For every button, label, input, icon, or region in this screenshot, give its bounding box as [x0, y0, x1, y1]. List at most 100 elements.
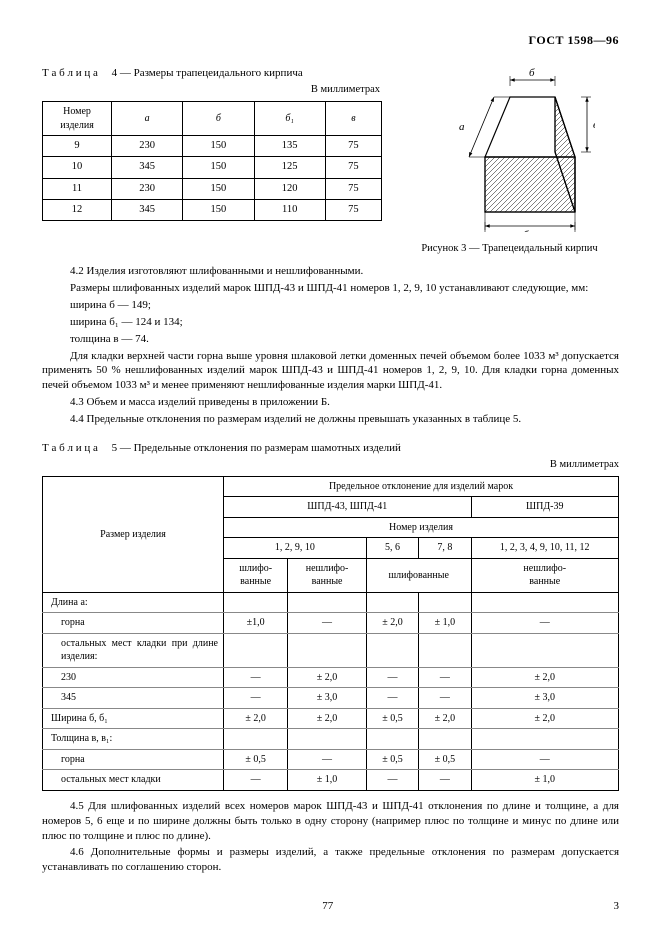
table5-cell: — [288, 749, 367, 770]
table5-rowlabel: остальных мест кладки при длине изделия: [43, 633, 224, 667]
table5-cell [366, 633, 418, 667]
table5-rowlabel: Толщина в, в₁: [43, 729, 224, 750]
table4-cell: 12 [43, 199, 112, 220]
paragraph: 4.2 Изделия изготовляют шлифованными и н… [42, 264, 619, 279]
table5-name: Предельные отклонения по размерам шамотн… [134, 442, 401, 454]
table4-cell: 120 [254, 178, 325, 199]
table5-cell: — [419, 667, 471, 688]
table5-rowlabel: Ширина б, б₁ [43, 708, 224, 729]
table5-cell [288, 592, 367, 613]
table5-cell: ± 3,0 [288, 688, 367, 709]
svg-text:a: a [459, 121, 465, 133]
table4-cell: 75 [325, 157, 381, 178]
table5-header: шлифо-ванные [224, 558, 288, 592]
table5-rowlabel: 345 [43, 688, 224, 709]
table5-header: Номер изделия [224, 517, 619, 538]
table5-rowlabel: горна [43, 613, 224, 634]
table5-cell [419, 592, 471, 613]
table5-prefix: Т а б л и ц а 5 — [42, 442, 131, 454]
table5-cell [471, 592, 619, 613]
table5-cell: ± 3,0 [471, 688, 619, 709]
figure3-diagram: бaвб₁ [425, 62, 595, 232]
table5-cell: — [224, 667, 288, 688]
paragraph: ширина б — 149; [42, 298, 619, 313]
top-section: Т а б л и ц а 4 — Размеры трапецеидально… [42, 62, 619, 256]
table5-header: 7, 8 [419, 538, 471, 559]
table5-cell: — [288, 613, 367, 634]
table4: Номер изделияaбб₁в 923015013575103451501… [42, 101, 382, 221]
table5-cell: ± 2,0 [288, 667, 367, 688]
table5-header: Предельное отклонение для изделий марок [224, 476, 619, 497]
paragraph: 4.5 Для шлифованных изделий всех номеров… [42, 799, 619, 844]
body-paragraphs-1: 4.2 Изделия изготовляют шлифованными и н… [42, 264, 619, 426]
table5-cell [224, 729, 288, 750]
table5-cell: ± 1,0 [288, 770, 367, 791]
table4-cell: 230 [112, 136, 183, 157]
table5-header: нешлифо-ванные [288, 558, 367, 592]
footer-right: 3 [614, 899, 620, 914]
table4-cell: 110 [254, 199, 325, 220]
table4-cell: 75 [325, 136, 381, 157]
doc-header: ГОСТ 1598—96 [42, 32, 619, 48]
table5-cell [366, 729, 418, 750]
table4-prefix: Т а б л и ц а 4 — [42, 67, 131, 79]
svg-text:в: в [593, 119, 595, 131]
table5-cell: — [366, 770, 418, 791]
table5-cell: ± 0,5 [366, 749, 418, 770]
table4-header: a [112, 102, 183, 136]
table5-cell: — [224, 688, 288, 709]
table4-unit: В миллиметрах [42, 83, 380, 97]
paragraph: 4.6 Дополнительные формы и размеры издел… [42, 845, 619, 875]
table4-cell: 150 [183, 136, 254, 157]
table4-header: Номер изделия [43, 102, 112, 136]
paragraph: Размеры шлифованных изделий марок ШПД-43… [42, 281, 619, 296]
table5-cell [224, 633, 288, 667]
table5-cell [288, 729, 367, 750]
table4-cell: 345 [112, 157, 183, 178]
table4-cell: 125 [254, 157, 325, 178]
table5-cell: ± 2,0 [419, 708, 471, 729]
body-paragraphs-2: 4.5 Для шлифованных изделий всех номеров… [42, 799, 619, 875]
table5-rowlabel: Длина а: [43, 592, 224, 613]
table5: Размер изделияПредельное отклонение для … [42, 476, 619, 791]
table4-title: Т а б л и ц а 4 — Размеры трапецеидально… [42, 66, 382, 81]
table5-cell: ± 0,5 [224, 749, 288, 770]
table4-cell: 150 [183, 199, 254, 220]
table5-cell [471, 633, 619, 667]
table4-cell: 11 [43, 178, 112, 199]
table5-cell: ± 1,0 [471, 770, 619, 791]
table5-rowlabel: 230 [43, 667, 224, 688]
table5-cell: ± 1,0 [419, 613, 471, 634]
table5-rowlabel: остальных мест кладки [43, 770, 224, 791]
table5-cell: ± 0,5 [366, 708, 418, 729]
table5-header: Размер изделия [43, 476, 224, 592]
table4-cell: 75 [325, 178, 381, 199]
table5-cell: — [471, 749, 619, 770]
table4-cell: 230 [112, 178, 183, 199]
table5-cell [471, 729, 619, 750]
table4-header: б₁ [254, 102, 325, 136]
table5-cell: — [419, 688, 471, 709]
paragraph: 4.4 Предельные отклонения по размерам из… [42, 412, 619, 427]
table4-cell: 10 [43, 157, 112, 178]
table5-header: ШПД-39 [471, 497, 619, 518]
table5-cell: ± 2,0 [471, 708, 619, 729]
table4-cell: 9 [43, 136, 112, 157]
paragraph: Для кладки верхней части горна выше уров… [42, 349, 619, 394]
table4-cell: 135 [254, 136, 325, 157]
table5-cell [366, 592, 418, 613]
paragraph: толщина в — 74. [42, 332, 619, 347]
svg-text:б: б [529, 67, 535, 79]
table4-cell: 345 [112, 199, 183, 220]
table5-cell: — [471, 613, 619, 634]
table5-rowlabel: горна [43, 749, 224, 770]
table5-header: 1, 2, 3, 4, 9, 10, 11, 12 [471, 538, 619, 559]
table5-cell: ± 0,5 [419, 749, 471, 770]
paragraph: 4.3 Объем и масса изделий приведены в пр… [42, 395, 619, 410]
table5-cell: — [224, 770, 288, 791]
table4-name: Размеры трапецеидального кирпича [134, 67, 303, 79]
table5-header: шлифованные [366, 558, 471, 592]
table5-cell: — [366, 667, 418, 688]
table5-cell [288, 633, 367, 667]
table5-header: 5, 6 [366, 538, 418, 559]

---*---

| GOAL OF THE EXERCISE |
Reproduce all of the lines above word for word, leaving out the picture.

| EXERCISE RESPONSE |
For every button, label, input, icon, or region in this screenshot, give its bounding box as [x0, y0, x1, y1]. List at most 100 elements.
table5-cell: — [288, 749, 367, 770]
table5-rowlabel: остальных мест кладки при длине изделия: [43, 633, 224, 667]
table5-cell [366, 633, 418, 667]
table5-rowlabel: Толщина в, в₁: [43, 729, 224, 750]
table4-cell: 12 [43, 199, 112, 220]
paragraph: 4.2 Изделия изготовляют шлифованными и н… [42, 264, 619, 279]
table5-name: Предельные отклонения по размерам шамотн… [134, 442, 401, 454]
table4-cell: 120 [254, 178, 325, 199]
table5-cell: — [419, 667, 471, 688]
table5-rowlabel: Ширина б, б₁ [43, 708, 224, 729]
table5-cell [288, 592, 367, 613]
table5-cell: ± 3,0 [288, 688, 367, 709]
svg-text:a: a [459, 121, 465, 133]
table4-cell: 75 [325, 157, 381, 178]
table5-header: шлифо-ванные [224, 558, 288, 592]
table5-rowlabel: 345 [43, 688, 224, 709]
table5-header: Номер изделия [224, 517, 619, 538]
table5-rowlabel: горна [43, 613, 224, 634]
table5-cell [419, 592, 471, 613]
table5-prefix: Т а б л и ц а 5 — [42, 442, 131, 454]
table5-cell [471, 592, 619, 613]
table5-cell: ± 3,0 [471, 688, 619, 709]
figure3-diagram: бaвб₁ [425, 62, 595, 232]
table5-cell: — [224, 667, 288, 688]
paragraph: ширина б — 149; [42, 298, 619, 313]
top-section: Т а б л и ц а 4 — Размеры трапецеидально… [42, 62, 619, 256]
table5-header: 7, 8 [419, 538, 471, 559]
table5-cell: — [288, 613, 367, 634]
table4: Номер изделияaбб₁в 923015013575103451501… [42, 101, 382, 221]
table5-cell: ± 2,0 [288, 667, 367, 688]
table5-header: Предельное отклонение для изделий марок [224, 476, 619, 497]
paragraph: 4.5 Для шлифованных изделий всех номеров… [42, 799, 619, 844]
body-paragraphs-1: 4.2 Изделия изготовляют шлифованными и н… [42, 264, 619, 426]
table5-cell [224, 729, 288, 750]
table5-cell: ± 1,0 [288, 770, 367, 791]
table4-cell: 230 [112, 136, 183, 157]
table5-header: нешлифо-ванные [288, 558, 367, 592]
footer-right: 3 [614, 899, 620, 914]
table4-cell: 110 [254, 199, 325, 220]
table4-cell: 75 [325, 136, 381, 157]
doc-header: ГОСТ 1598—96 [42, 32, 619, 48]
table5-cell [366, 729, 418, 750]
table4-prefix: Т а б л и ц а 4 — [42, 67, 131, 79]
svg-text:в: в [593, 119, 595, 131]
table5-cell: — [366, 770, 418, 791]
table5-cell: ± 0,5 [366, 749, 418, 770]
table4-header: a [112, 102, 183, 136]
table5-cell: — [224, 688, 288, 709]
table4-unit: В миллиметрах [42, 83, 380, 97]
paragraph: 4.6 Дополнительные формы и размеры издел… [42, 845, 619, 875]
table4-cell: 150 [183, 136, 254, 157]
table4-header: Номер изделия [43, 102, 112, 136]
paragraph: Размеры шлифованных изделий марок ШПД-43… [42, 281, 619, 296]
table5-cell [224, 633, 288, 667]
table5-cell [288, 729, 367, 750]
table4-cell: 345 [112, 157, 183, 178]
table4-cell: 125 [254, 157, 325, 178]
table5-cell: ± 2,0 [419, 708, 471, 729]
body-paragraphs-2: 4.5 Для шлифованных изделий всех номеров… [42, 799, 619, 875]
table5-rowlabel: Длина а: [43, 592, 224, 613]
table5: Размер изделияПредельное отклонение для … [42, 476, 619, 791]
table4-title: Т а б л и ц а 4 — Размеры трапецеидально… [42, 66, 382, 81]
table5-cell: ± 0,5 [224, 749, 288, 770]
table4-cell: 150 [183, 199, 254, 220]
table5-cell [471, 633, 619, 667]
table4-cell: 11 [43, 178, 112, 199]
table5-cell: ± 1,0 [471, 770, 619, 791]
table5-rowlabel: 230 [43, 667, 224, 688]
table5-cell: ± 1,0 [419, 613, 471, 634]
table5-rowlabel: остальных мест кладки [43, 770, 224, 791]
table5-cell: ± 0,5 [366, 708, 418, 729]
table5-header: Размер изделия [43, 476, 224, 592]
table4-cell: 75 [325, 178, 381, 199]
table5-cell: — [471, 749, 619, 770]
table4-cell: 230 [112, 178, 183, 199]
table5-cell [471, 729, 619, 750]
table4-header: б₁ [254, 102, 325, 136]
table5-cell: — [419, 688, 471, 709]
paragraph: 4.4 Предельные отклонения по размерам из… [42, 412, 619, 427]
table4-cell: 10 [43, 157, 112, 178]
table5-header: ШПД-39 [471, 497, 619, 518]
table5-cell: ± 2,0 [471, 708, 619, 729]
table4-cell: 9 [43, 136, 112, 157]
paragraph: Для кладки верхней части горна выше уров… [42, 349, 619, 394]
table4-cell: 135 [254, 136, 325, 157]
table5-cell [366, 592, 418, 613]
paragraph: толщина в — 74. [42, 332, 619, 347]
svg-text:б: б [529, 67, 535, 79]
table4-cell: 345 [112, 199, 183, 220]
table5-cell: — [471, 613, 619, 634]
table5-rowlabel: горна [43, 749, 224, 770]
table5-header: 1, 2, 3, 4, 9, 10, 11, 12 [471, 538, 619, 559]
table5-cell: ± 0,5 [419, 749, 471, 770]
paragraph: 4.3 Объем и масса изделий приведены в пр… [42, 395, 619, 410]
table5-cell: — [224, 770, 288, 791]
table4-name: Размеры трапецеидального кирпича [134, 67, 303, 79]
table5-header: шлифованные [366, 558, 471, 592]
table5-cell: — [366, 667, 418, 688]
table5-cell [288, 633, 367, 667]
table5-header: 5, 6 [366, 538, 418, 559]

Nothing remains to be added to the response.